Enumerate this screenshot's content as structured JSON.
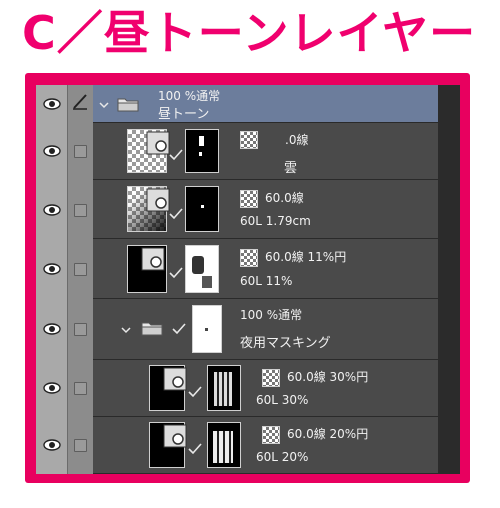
{
  "heading": "C／昼トーンレイヤー",
  "colors": {
    "accent": "#e8005f",
    "selected_row": "#6c7d9c",
    "panel_bg": "#4a4a4a"
  },
  "layers": [
    {
      "kind": "folder",
      "selected": true,
      "line1": "100 %通常",
      "line2": "昼トーン"
    },
    {
      "kind": "layer",
      "line1": ".0線",
      "line2": "雲"
    },
    {
      "kind": "layer",
      "line1": "60.0線",
      "line2": "60L 1.79cm"
    },
    {
      "kind": "layer",
      "line1": "60.0線 11%円",
      "line2": "60L 11%"
    },
    {
      "kind": "folder",
      "line1": "100 %通常",
      "line2": "夜用マスキング"
    },
    {
      "kind": "layer",
      "line1": "60.0線 30%円",
      "line2": "60L 30%"
    },
    {
      "kind": "layer",
      "line1": "60.0線 20%円",
      "line2": "60L 20%"
    }
  ]
}
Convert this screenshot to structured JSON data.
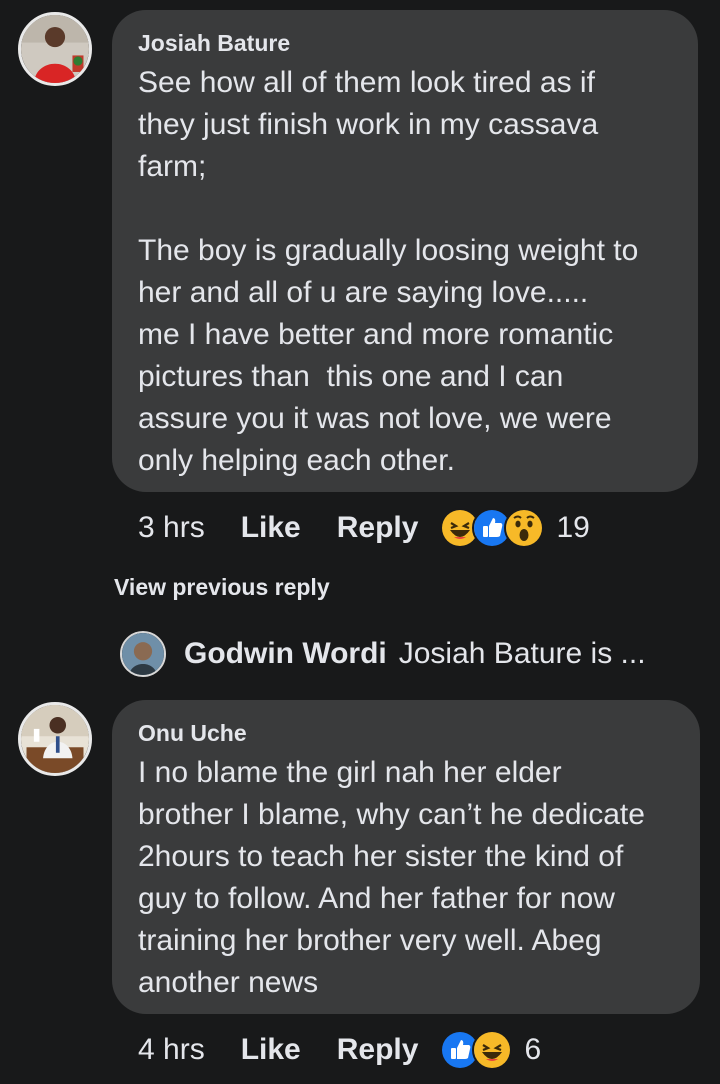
{
  "comments": [
    {
      "author": "Josiah Bature",
      "text": "See how all of them look tired as if\nthey just finish work in my cassava\nfarm;\n\nThe boy is gradually loosing weight to\nher and all of u are saying love.....\nme I have better and more romantic\npictures than  this one and I can\nassure you it was not love, we were\nonly helping each other.",
      "time": "3 hrs",
      "like_label": "Like",
      "reply_label": "Reply",
      "reactions": [
        "haha",
        "like",
        "wow"
      ],
      "reaction_count": "19"
    },
    {
      "author": "Onu Uche",
      "text": "I no blame the girl nah her elder\nbrother I blame, why can’t he dedicate\n2hours to teach her sister the kind of\nguy to follow. And her father for now\ntraining her brother very well. Abeg\nanother news",
      "time": "4 hrs",
      "like_label": "Like",
      "reply_label": "Reply",
      "reactions": [
        "like",
        "haha"
      ],
      "reaction_count": "6"
    }
  ],
  "view_previous": "View previous reply",
  "reply_preview": {
    "name": "Godwin Wordi",
    "snippet": "Josiah Bature  is ..."
  },
  "colors": {
    "background": "#18191a",
    "bubble": "#3a3b3c",
    "text": "#e4e6eb",
    "like_blue": "#1877f2",
    "haha_yellow": "#f7b928"
  }
}
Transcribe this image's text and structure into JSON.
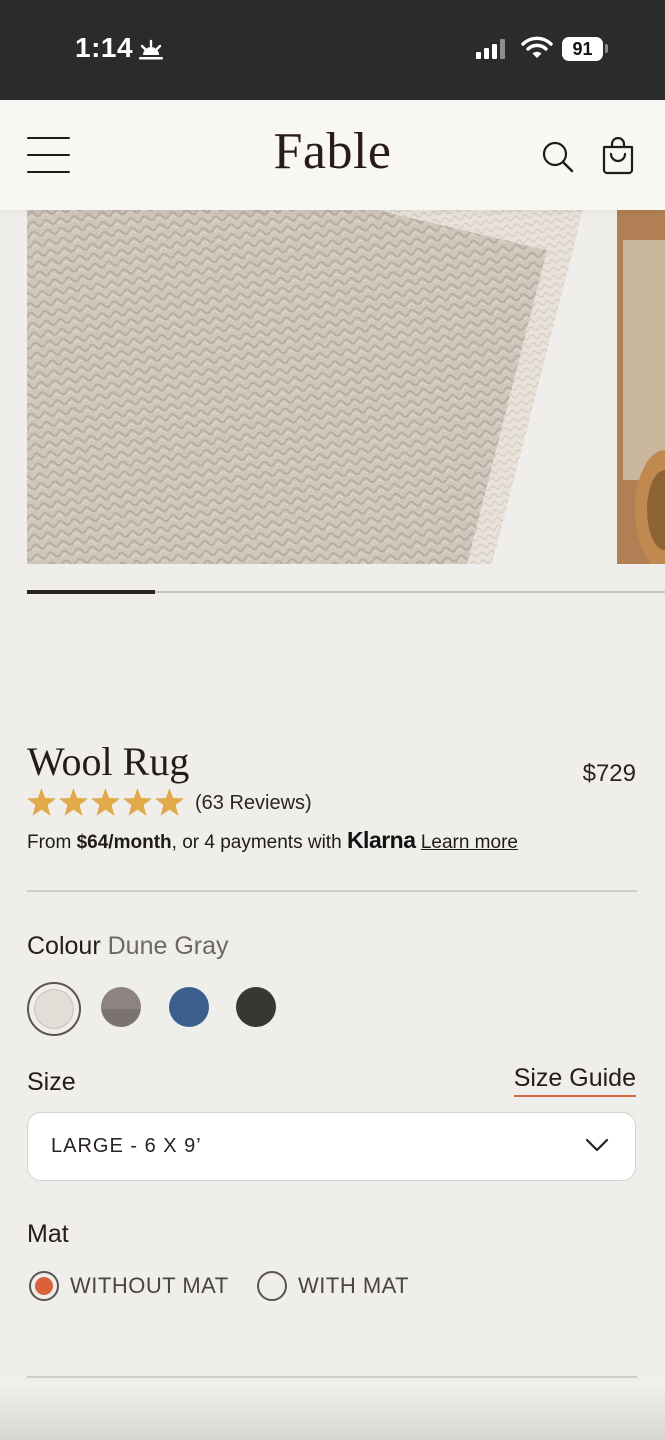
{
  "status_bar": {
    "time": "1:14",
    "battery": "91"
  },
  "header": {
    "logo": "Fable",
    "menu_icon": "menu-icon",
    "search_icon": "search-icon",
    "cart_icon": "shopping-bag-icon"
  },
  "gallery": {
    "current_slide_fraction": 0.2
  },
  "product": {
    "title": "Wool Rug",
    "price": "$729",
    "rating": 5,
    "reviews": "(63 Reviews)",
    "financing_prefix": "From ",
    "financing_amount": "$64/month",
    "financing_middle": ", or 4 payments with ",
    "financing_brand": "Klarna",
    "learn_more": "Learn more"
  },
  "colour": {
    "label": "Colour",
    "selected": "Dune Gray",
    "swatches": [
      {
        "name": "Dune Gray",
        "color": "#e3ddd8",
        "selected": true
      },
      {
        "name": "Taupe",
        "color": "#8d8482"
      },
      {
        "name": "Blue",
        "color": "#3a5f8c"
      },
      {
        "name": "Charcoal",
        "color": "#353833"
      }
    ]
  },
  "size": {
    "label": "Size",
    "guide": "Size Guide",
    "selected": "LARGE - 6 X 9’"
  },
  "mat": {
    "label": "Mat",
    "options": [
      {
        "label": "WITHOUT MAT",
        "selected": true
      },
      {
        "label": "WITH MAT",
        "selected": false
      }
    ]
  },
  "colors": {
    "accent": "#d9623b",
    "star": "#e0a94a"
  }
}
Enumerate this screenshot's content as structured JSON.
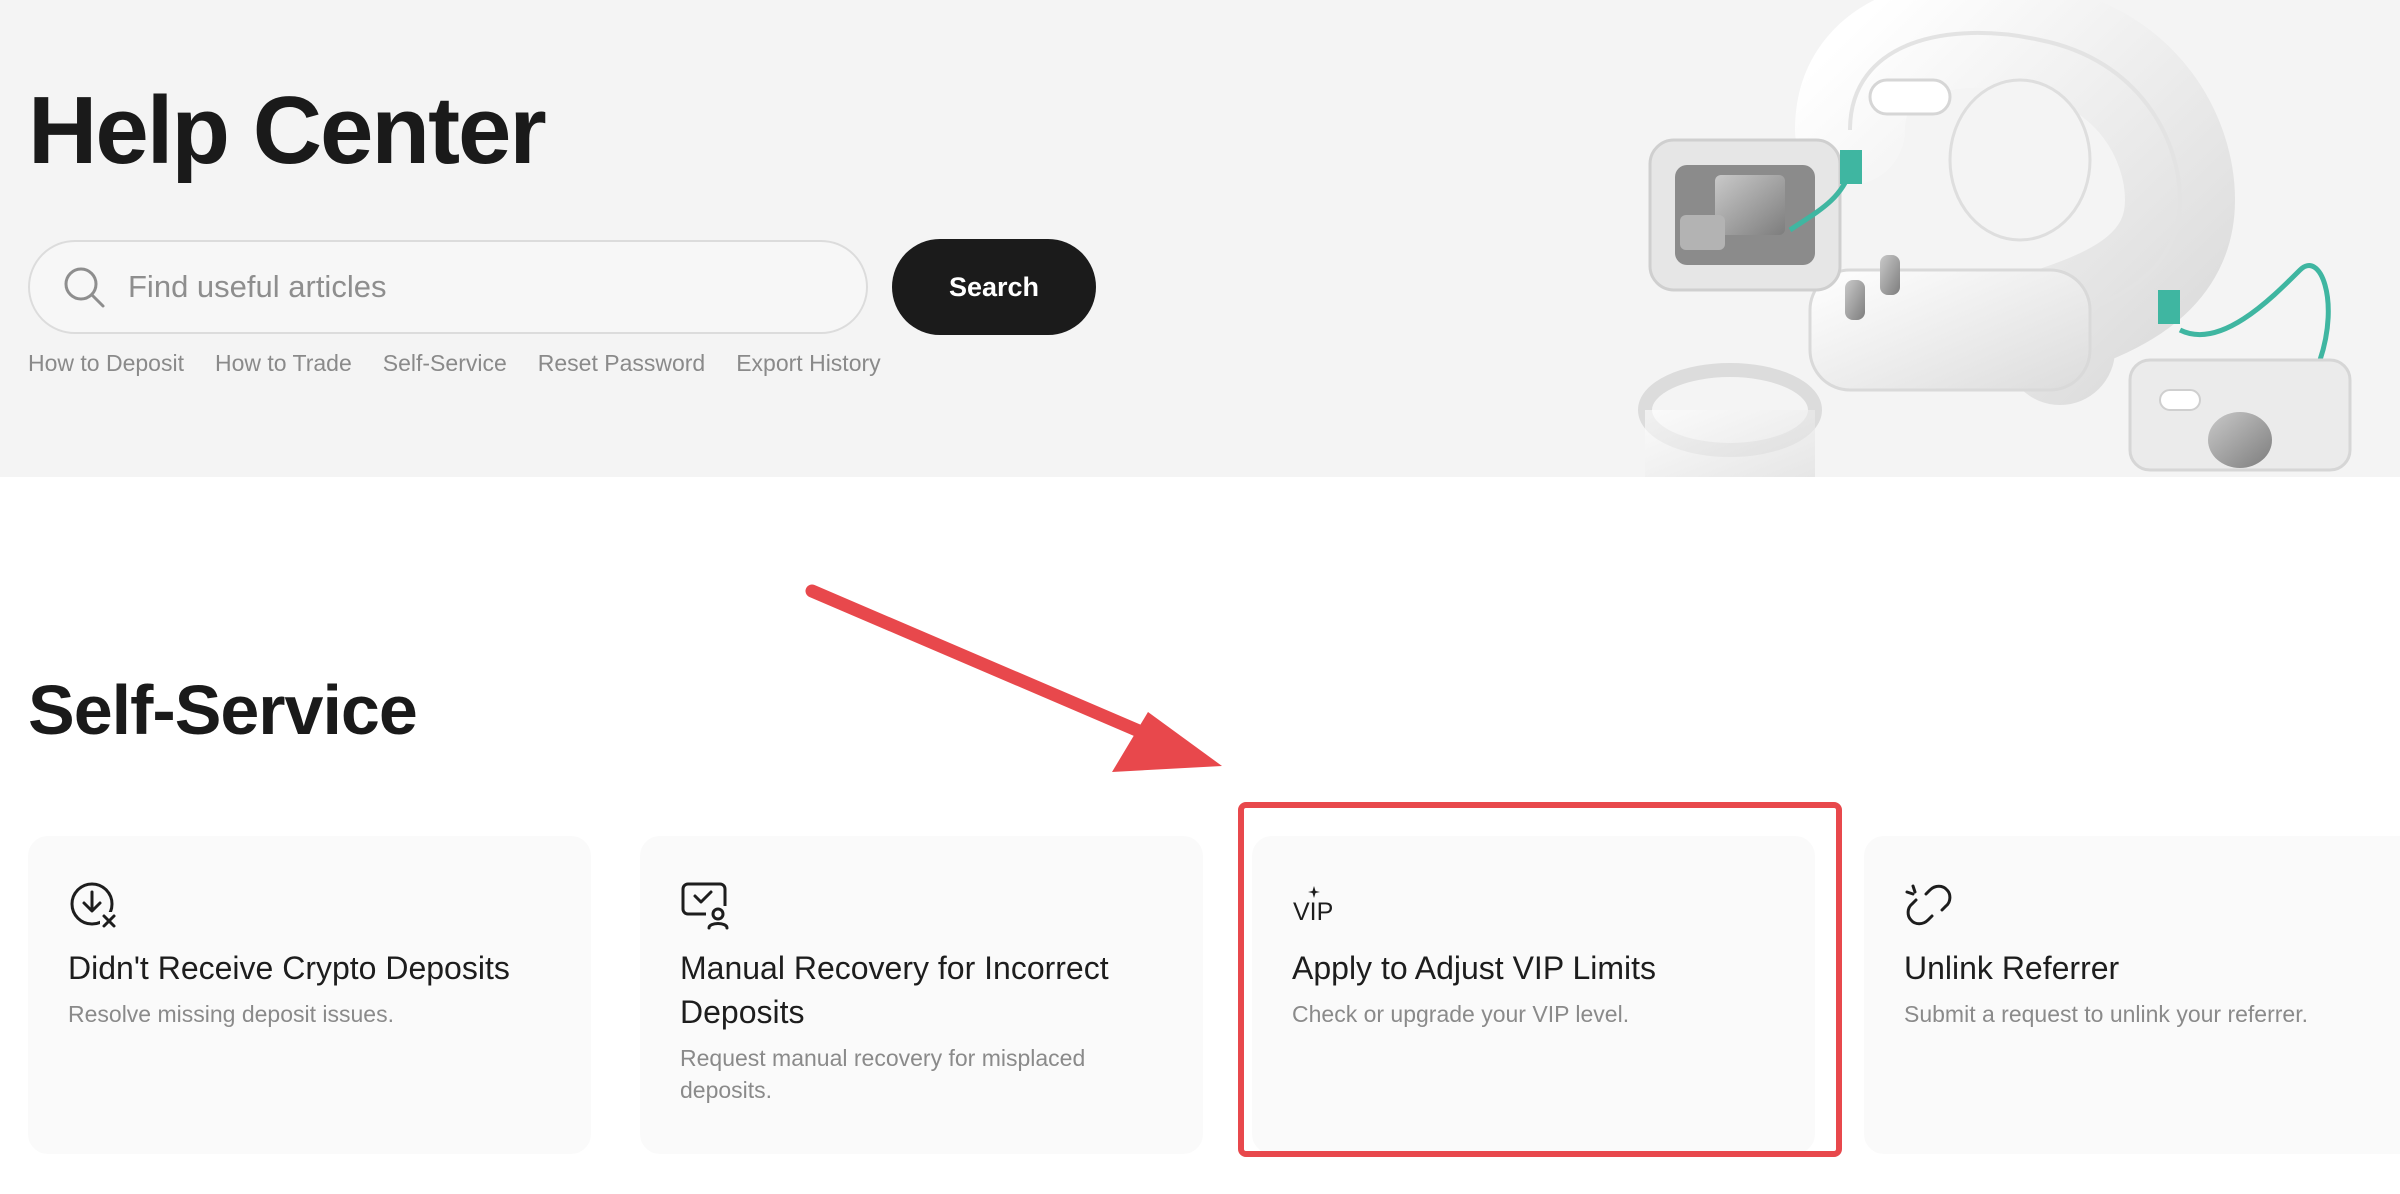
{
  "hero": {
    "title": "Help Center",
    "search": {
      "placeholder": "Find useful articles",
      "value": "",
      "button_label": "Search"
    },
    "quick_links": [
      "How to Deposit",
      "How to Trade",
      "Self-Service",
      "Reset Password",
      "Export History"
    ],
    "illustration": "3d-question-mark-hardware-illustration"
  },
  "self_service": {
    "title": "Self-Service",
    "cards": [
      {
        "icon": "download-x-icon",
        "title": "Didn't Receive Crypto Deposits",
        "description": "Resolve missing deposit issues."
      },
      {
        "icon": "monitor-user-icon",
        "title": "Manual Recovery for Incorrect Deposits",
        "description": "Request manual recovery for misplaced deposits."
      },
      {
        "icon": "vip-icon",
        "icon_text": "VIP",
        "title": "Apply to Adjust VIP Limits",
        "description": "Check or upgrade your VIP level."
      },
      {
        "icon": "broken-link-icon",
        "title": "Unlink Referrer",
        "description": "Submit a request to unlink your referrer."
      }
    ]
  },
  "annotation": {
    "type": "red-arrow-and-highlight-box",
    "target": "Apply to Adjust VIP Limits",
    "color": "#e8484c"
  },
  "colors": {
    "hero_background": "#f4f4f4",
    "button_background": "#1b1b1b",
    "card_background": "#fafafa",
    "muted_text": "#8a8a8a",
    "accent_teal": "#3fb6a1"
  }
}
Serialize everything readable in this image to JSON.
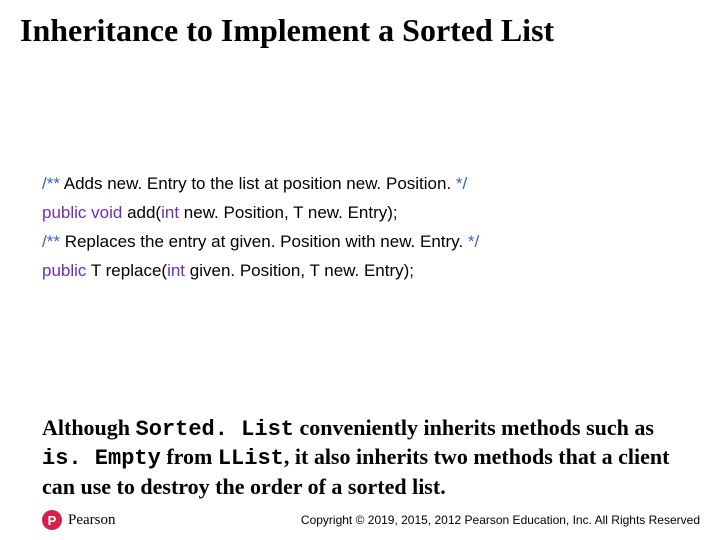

■ REQUIRED WORK
Exclude the images, then output the data above word for word.

■ RESULT OF THE EXERCISE
Enumerate this screenshot's content as structured JSON.
{
  "heading": "C／昼トーンレイヤー",
  "colors": {
    "accent": "#e8005f",
    "selected_row": "#6c7d9c",
    "panel_bg": "#4a4a4a"
  },
  "layers": [
    {
      "kind": "folder",
      "selected": true,
      "line1": "100 %通常",
      "line2": "昼トーン"
    },
    {
      "kind": "layer",
      "line1": ".0線",
      "line2": "雲"
    },
    {
      "kind": "layer",
      "line1": "60.0線",
      "line2": "60L 1.79cm"
    },
    {
      "kind": "layer",
      "line1": "60.0線 11%円",
      "line2": "60L 11%"
    },
    {
      "kind": "folder",
      "line1": "100 %通常",
      "line2": "夜用マスキング"
    },
    {
      "kind": "layer",
      "line1": "60.0線 30%円",
      "line2": "60L 30%"
    },
    {
      "kind": "layer",
      "line1": "60.0線 20%円",
      "line2": "60L 20%"
    }
  ]
}
Convert this screenshot to structured JSON data.
{
  "comments": [
    {
      "author": "Josiah Bature",
      "text": "See how all of them look tired as if\nthey just finish work in my cassava\nfarm;\n\nThe boy is gradually loosing weight to\nher and all of u are saying love.....\nme I have better and more romantic\npictures than  this one and I can\nassure you it was not love, we were\nonly helping each other.",
      "time": "3 hrs",
      "like_label": "Like",
      "reply_label": "Reply",
      "reactions": [
        "haha",
        "like",
        "wow"
      ],
      "reaction_count": "19"
    },
    {
      "author": "Onu Uche",
      "text": "I no blame the girl nah her elder\nbrother I blame, why can’t he dedicate\n2hours to teach her sister the kind of\nguy to follow. And her father for now\ntraining her brother very well. Abeg\nanother news",
      "time": "4 hrs",
      "like_label": "Like",
      "reply_label": "Reply",
      "reactions": [
        "like",
        "haha"
      ],
      "reaction_count": "6"
    }
  ],
  "view_previous": "View previous reply",
  "reply_preview": {
    "name": "Godwin Wordi",
    "snippet": "Josiah Bature  is ..."
  },
  "colors": {
    "background": "#18191a",
    "bubble": "#3a3b3c",
    "text": "#e4e6eb",
    "like_blue": "#1877f2",
    "haha_yellow": "#f7b928"
  }
}
Transcribe this image's text and structure into JSON.
{
  "status_bar": {
    "time": "1:14",
    "battery": "91"
  },
  "header": {
    "logo": "Fable",
    "menu_icon": "menu-icon",
    "search_icon": "search-icon",
    "cart_icon": "shopping-bag-icon"
  },
  "gallery": {
    "current_slide_fraction": 0.2
  },
  "product": {
    "title": "Wool Rug",
    "price": "$729",
    "rating": 5,
    "reviews": "(63 Reviews)",
    "financing_prefix": "From ",
    "financing_amount": "$64/month",
    "financing_middle": ", or 4 payments with ",
    "financing_brand": "Klarna",
    "learn_more": "Learn more"
  },
  "colour": {
    "label": "Colour",
    "selected": "Dune Gray",
    "swatches": [
      {
        "name": "Dune Gray",
        "color": "#e3ddd8",
        "selected": true
      },
      {
        "name": "Taupe",
        "color": "#8d8482"
      },
      {
        "name": "Blue",
        "color": "#3a5f8c"
      },
      {
        "name": "Charcoal",
        "color": "#353833"
      }
    ]
  },
  "size": {
    "label": "Size",
    "guide": "Size Guide",
    "selected": "LARGE - 6 X 9’"
  },
  "mat": {
    "label": "Mat",
    "options": [
      {
        "label": "WITHOUT MAT",
        "selected": true
      },
      {
        "label": "WITH MAT",
        "selected": false
      }
    ]
  },
  "colors": {
    "accent": "#d9623b",
    "star": "#e0a94a"
  }
}
Enumerate this screenshot's content as structured JSON.
{
  "hero": {
    "title": "Help Center",
    "search": {
      "placeholder": "Find useful articles",
      "value": "",
      "button_label": "Search"
    },
    "quick_links": [
      "How to Deposit",
      "How to Trade",
      "Self-Service",
      "Reset Password",
      "Export History"
    ],
    "illustration": "3d-question-mark-hardware-illustration"
  },
  "self_service": {
    "title": "Self-Service",
    "cards": [
      {
        "icon": "download-x-icon",
        "title": "Didn't Receive Crypto Deposits",
        "description": "Resolve missing deposit issues."
      },
      {
        "icon": "monitor-user-icon",
        "title": "Manual Recovery for Incorrect Deposits",
        "description": "Request manual recovery for misplaced deposits."
      },
      {
        "icon": "vip-icon",
        "icon_text": "VIP",
        "title": "Apply to Adjust VIP Limits",
        "description": "Check or upgrade your VIP level."
      },
      {
        "icon": "broken-link-icon",
        "title": "Unlink Referrer",
        "description": "Submit a request to unlink your referrer."
      }
    ]
  },
  "annotation": {
    "type": "red-arrow-and-highlight-box",
    "target": "Apply to Adjust VIP Limits",
    "color": "#e8484c"
  },
  "colors": {
    "hero_background": "#f4f4f4",
    "button_background": "#1b1b1b",
    "card_background": "#fafafa",
    "muted_text": "#8a8a8a",
    "accent_teal": "#3fb6a1"
  }
}
Serialize everything readable in this image to JSON.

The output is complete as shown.